WHAT YOU ARE ASKED TO DO>
Of all the lines in the records, how many hold the word "解答过程"? Answer with the number only.

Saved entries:
○ ○ ○

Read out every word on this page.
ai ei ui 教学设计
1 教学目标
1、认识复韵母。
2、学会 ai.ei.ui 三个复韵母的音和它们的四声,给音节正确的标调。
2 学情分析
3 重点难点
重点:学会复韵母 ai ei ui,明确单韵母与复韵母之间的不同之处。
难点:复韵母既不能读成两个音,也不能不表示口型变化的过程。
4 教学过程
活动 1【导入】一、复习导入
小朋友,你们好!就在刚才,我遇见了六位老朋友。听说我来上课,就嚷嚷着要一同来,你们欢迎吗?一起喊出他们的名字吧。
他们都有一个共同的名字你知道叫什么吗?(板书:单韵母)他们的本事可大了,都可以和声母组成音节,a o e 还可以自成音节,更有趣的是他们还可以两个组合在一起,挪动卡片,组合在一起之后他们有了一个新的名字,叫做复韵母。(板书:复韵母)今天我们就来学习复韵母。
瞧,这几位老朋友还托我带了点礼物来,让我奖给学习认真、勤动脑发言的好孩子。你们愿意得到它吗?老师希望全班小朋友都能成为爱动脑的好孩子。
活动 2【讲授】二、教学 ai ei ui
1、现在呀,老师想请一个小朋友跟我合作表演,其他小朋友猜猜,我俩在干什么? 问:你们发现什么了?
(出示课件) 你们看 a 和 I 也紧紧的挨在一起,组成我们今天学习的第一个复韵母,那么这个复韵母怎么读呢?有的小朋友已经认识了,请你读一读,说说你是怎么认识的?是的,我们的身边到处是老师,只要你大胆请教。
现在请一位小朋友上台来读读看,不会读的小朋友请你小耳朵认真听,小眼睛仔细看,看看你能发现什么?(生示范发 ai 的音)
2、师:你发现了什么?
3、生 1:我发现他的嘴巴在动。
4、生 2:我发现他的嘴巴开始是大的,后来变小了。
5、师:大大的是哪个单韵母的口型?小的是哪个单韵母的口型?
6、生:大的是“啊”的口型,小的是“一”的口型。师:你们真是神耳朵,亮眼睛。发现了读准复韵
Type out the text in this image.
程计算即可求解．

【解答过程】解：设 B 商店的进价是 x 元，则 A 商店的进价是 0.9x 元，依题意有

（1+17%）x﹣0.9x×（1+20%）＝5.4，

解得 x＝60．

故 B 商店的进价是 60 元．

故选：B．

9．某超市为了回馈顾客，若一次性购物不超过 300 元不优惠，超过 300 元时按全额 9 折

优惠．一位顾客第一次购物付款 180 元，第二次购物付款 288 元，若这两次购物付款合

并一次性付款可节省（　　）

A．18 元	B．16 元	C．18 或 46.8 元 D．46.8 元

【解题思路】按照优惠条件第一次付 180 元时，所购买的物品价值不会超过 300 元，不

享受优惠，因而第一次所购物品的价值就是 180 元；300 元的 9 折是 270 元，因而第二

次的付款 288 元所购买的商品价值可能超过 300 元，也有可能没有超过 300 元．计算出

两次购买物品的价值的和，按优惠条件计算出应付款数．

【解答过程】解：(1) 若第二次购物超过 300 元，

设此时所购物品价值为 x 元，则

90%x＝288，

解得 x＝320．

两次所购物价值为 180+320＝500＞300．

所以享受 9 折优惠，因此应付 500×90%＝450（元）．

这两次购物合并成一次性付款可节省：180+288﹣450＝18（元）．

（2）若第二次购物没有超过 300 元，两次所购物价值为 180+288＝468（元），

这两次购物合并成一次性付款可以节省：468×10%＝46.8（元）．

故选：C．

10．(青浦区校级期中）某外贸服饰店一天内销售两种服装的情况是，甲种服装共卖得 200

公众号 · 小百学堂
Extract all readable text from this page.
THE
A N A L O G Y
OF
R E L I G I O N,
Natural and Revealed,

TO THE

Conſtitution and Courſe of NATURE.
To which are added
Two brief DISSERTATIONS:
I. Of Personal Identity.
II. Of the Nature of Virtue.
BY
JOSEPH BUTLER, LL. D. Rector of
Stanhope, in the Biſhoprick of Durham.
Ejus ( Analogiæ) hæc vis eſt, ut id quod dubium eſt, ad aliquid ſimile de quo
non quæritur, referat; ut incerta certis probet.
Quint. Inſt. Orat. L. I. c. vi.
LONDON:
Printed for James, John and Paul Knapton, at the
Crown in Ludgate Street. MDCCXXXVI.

○ ○ ○

SOLUTION TO THE PROBLEM>
2